**Data for this task:**
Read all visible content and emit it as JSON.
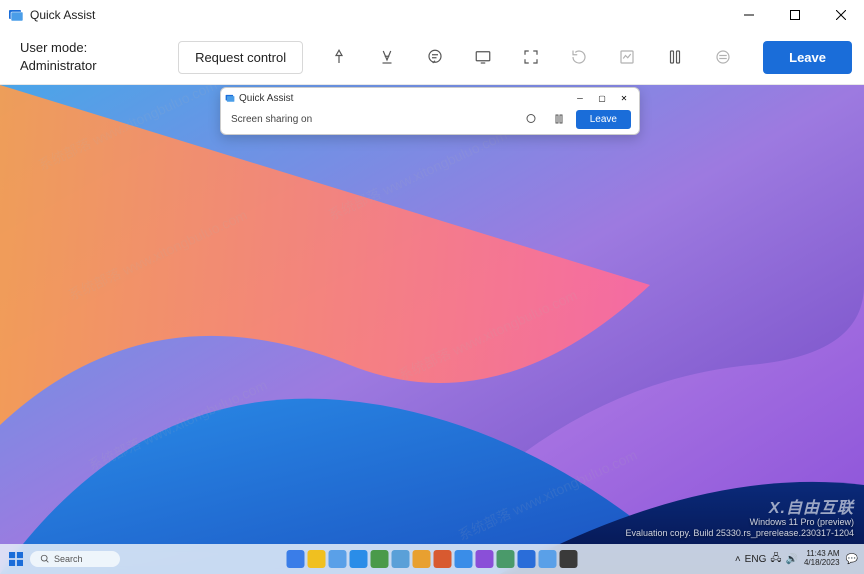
{
  "titlebar": {
    "app_name": "Quick Assist"
  },
  "toolbar": {
    "user_mode_label": "User mode:",
    "user_mode_value": "Administrator",
    "request_control": "Request control",
    "leave": "Leave"
  },
  "remote_notification": {
    "title": "Quick Assist",
    "status": "Screen sharing on",
    "leave": "Leave"
  },
  "remote_taskbar": {
    "search_placeholder": "Search",
    "lang": "ENG",
    "time": "11:43 AM",
    "date": "4/18/2023"
  },
  "watermark": {
    "line1": "Windows 11 Pro (preview)",
    "line2": "Evaluation copy. Build 25330.rs_prerelease.230317-1204"
  },
  "brand_wm": "X.自由互联",
  "diag_wm_text": "系统部落 www.xitongbuluo.com"
}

**Task requirements:**
Using the data above, write out every line exactly, leaving the images behind.

**Correct result:**
Read all visible content and emit it as JSON.
{
  "titlebar": {
    "app_name": "Quick Assist"
  },
  "toolbar": {
    "user_mode_label": "User mode:",
    "user_mode_value": "Administrator",
    "request_control": "Request control",
    "leave": "Leave"
  },
  "remote_notification": {
    "title": "Quick Assist",
    "status": "Screen sharing on",
    "leave": "Leave"
  },
  "remote_taskbar": {
    "search_placeholder": "Search",
    "lang": "ENG",
    "time": "11:43 AM",
    "date": "4/18/2023"
  },
  "watermark": {
    "line1": "Windows 11 Pro (preview)",
    "line2": "Evaluation copy. Build 25330.rs_prerelease.230317-1204"
  },
  "brand_wm": "X.自由互联",
  "diag_wm_text": "系统部落 www.xitongbuluo.com"
}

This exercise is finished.